Input records
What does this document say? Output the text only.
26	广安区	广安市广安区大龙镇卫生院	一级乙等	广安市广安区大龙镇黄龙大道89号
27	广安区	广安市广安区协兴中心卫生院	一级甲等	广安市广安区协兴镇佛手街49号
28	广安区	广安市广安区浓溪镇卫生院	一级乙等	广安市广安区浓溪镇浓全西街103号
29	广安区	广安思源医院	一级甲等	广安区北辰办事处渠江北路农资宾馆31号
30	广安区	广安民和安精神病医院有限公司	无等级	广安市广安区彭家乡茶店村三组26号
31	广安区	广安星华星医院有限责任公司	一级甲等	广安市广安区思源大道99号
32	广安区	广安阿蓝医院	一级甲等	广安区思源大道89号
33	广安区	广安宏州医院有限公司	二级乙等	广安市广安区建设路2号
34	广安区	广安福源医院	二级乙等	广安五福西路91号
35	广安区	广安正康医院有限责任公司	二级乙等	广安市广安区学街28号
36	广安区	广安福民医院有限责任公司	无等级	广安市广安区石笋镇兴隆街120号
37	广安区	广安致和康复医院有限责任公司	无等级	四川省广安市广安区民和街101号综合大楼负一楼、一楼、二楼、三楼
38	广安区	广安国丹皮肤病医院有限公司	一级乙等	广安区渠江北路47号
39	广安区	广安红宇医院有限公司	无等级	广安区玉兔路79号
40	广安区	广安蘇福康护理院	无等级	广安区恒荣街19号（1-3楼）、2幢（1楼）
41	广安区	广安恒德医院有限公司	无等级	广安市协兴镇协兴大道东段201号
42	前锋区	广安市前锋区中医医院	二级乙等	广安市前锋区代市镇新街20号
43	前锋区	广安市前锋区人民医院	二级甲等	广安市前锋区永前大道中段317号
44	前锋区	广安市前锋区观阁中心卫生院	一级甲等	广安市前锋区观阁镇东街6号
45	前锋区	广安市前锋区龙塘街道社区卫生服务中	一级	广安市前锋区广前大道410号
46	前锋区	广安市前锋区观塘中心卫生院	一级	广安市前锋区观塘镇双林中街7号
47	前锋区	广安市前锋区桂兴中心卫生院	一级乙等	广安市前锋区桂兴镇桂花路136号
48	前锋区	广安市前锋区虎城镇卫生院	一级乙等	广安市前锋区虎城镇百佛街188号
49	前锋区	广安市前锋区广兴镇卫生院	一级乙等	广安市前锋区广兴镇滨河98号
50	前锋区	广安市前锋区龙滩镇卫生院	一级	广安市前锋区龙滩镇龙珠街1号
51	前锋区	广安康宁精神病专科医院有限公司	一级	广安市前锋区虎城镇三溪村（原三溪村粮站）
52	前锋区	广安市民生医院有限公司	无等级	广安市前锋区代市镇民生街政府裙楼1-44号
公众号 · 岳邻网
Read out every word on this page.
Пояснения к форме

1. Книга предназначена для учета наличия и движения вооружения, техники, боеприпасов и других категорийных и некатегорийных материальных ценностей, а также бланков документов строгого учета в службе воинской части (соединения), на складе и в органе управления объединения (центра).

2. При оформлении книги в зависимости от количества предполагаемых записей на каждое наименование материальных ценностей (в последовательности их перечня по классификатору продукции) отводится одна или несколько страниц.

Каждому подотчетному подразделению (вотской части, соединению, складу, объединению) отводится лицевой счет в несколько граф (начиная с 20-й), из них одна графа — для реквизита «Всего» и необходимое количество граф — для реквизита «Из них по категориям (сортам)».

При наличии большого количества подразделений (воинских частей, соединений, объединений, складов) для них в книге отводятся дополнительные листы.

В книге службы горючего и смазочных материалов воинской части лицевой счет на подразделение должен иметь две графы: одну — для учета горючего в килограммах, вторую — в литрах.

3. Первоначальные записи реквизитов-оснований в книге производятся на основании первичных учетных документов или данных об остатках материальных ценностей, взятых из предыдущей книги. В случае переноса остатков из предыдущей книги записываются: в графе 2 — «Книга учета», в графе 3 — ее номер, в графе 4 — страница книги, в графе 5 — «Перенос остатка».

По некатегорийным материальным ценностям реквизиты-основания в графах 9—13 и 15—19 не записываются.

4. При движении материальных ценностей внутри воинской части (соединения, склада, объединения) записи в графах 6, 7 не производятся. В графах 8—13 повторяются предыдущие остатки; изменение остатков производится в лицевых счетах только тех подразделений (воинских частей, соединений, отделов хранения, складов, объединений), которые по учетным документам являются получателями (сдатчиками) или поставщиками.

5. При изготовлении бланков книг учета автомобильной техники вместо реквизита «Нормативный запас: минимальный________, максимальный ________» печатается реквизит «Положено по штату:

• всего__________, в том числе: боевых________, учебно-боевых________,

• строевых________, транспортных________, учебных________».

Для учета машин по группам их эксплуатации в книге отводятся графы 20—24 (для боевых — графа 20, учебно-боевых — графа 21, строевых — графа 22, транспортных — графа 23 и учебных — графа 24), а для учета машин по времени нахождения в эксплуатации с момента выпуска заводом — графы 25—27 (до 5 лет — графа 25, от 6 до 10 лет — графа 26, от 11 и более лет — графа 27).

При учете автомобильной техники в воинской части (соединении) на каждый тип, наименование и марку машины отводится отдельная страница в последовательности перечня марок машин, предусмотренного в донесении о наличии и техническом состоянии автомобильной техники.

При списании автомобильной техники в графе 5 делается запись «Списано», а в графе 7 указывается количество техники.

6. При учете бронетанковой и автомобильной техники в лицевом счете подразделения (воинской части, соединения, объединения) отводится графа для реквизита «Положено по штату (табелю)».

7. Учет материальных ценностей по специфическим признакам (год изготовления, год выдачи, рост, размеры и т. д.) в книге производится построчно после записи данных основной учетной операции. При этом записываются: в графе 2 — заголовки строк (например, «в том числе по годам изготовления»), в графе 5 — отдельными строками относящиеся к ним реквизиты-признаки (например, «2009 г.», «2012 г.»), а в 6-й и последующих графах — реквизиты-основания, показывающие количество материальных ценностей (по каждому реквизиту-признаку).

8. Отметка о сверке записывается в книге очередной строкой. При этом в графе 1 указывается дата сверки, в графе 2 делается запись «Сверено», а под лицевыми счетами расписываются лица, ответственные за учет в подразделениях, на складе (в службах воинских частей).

Exercise prompt
Copy every line in the entries above that has the string "Книга" in it.

Expected answer
1. Книга предназначена для учета наличия и движения вооружения, техники, боеприпасов и других категорийных и некатегорийных материальных ценностей, а также бланков документов строгого учета в службе воинской части (соединения), на складе и в органе управления объединения (центра).
3. Первоначальные записи реквизитов-оснований в книге производятся на основании первичных учетных документов или данных об остатках материальных ценностей, взятых из предыдущей книги. В случае переноса остатков из предыдущей книги записываются: в графе 2 — «Книга учета», в графе 3 — ее номер, в графе 4 — страница книги, в графе 5 — «Перенос остатка».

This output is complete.